Given instruction » Restate every line of the material, word for word.

Given data »

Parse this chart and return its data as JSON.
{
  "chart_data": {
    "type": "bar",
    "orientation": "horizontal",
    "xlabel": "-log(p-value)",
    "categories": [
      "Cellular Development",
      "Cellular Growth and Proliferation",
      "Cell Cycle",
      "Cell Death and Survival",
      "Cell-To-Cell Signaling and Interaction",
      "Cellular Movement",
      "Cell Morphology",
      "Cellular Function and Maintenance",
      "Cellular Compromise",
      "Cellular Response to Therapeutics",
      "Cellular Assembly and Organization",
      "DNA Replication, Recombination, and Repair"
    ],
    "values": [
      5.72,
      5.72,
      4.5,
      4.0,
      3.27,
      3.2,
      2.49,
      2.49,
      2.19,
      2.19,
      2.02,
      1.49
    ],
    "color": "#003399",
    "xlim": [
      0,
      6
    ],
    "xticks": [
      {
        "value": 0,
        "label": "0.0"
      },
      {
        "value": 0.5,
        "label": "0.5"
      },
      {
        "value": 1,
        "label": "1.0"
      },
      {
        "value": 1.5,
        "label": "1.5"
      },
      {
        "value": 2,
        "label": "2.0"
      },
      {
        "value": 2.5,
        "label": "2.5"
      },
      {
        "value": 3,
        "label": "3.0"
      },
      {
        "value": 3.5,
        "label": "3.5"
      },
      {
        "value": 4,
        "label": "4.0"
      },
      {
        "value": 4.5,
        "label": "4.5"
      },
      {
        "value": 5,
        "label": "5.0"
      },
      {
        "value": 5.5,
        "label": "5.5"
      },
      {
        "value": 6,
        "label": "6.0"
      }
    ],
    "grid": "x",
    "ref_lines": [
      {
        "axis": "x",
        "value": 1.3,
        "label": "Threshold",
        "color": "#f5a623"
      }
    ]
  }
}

Result for this exercise »
Parse this chart and return its data as JSON.
{
  "chart_data": {
    "type": "bar",
    "orientation": "horizontal",
    "xlabel": "-log(p-value)",
    "categories": [
      "Cellular Development",
      "Cellular Growth and Proliferation",
      "Cell Cycle",
      "Cell Death and Survival",
      "Cell-To-Cell Signaling and Interaction",
      "Cellular Movement",
      "Cell Morphology",
      "Cellular Function and Maintenance",
      "Cellular Compromise",
      "Cellular Response to Therapeutics",
      "Cellular Assembly and Organization",
      "DNA Replication, Recombination, and Repair"
    ],
    "values": [
      5.72,
      5.72,
      4.5,
      4.0,
      3.27,
      3.2,
      2.49,
      2.49,
      2.19,
      2.19,
      2.02,
      1.49
    ],
    "color": "#003399",
    "xlim": [
      0,
      6
    ],
    "xticks": [
      {
        "value": 0,
        "label": "0.0"
      },
      {
        "value": 0.5,
        "label": "0.5"
      },
      {
        "value": 1,
        "label": "1.0"
      },
      {
        "value": 1.5,
        "label": "1.5"
      },
      {
        "value": 2,
        "label": "2.0"
      },
      {
        "value": 2.5,
        "label": "2.5"
      },
      {
        "value": 3,
        "label": "3.0"
      },
      {
        "value": 3.5,
        "label": "3.5"
      },
      {
        "value": 4,
        "label": "4.0"
      },
      {
        "value": 4.5,
        "label": "4.5"
      },
      {
        "value": 5,
        "label": "5.0"
      },
      {
        "value": 5.5,
        "label": "5.5"
      },
      {
        "value": 6,
        "label": "6.0"
      }
    ],
    "grid": "x",
    "ref_lines": [
      {
        "axis": "x",
        "value": 1.3,
        "label": "Threshold",
        "color": "#f5a623"
      }
    ]
  }
}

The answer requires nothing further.